■ **Listed records**:
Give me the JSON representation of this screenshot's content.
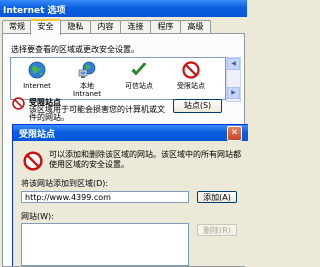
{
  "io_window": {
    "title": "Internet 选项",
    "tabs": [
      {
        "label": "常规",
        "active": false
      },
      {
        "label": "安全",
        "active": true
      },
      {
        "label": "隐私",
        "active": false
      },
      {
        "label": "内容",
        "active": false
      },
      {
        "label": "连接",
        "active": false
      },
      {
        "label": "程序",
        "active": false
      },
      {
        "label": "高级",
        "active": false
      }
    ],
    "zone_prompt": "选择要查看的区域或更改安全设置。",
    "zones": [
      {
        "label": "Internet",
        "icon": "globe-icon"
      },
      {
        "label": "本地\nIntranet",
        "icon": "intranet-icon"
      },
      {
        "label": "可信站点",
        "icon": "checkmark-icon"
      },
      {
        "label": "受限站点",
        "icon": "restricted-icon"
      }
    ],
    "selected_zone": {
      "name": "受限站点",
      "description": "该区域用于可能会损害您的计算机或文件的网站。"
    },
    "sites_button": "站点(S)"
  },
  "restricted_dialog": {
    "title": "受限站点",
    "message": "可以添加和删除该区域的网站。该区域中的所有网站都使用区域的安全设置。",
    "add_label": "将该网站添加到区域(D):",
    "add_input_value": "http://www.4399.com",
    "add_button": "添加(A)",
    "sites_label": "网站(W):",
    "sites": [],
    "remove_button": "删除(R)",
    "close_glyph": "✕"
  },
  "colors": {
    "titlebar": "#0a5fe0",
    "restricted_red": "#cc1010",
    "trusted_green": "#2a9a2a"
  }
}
...
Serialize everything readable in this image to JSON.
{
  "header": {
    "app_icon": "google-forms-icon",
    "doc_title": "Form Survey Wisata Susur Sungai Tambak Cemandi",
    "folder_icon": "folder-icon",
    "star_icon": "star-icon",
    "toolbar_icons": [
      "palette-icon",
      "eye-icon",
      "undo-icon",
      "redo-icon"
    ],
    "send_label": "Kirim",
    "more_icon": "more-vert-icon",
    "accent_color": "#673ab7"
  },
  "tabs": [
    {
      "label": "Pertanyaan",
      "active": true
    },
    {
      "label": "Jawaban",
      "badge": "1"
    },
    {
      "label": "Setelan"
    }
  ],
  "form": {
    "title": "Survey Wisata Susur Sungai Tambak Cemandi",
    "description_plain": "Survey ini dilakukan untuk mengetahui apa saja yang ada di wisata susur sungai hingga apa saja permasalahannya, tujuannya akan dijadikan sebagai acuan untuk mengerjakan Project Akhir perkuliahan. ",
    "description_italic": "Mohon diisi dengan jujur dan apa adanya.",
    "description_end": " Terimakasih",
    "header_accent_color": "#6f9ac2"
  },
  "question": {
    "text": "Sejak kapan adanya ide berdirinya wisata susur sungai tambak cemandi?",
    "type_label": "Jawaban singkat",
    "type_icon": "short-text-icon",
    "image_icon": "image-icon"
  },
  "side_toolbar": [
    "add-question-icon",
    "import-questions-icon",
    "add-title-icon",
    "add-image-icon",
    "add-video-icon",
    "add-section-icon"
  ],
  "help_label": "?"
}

■ **Set exercise**:
Of all the lines above, how many contain the word "text"? Answer with only the number.

■ **Written solution**:
2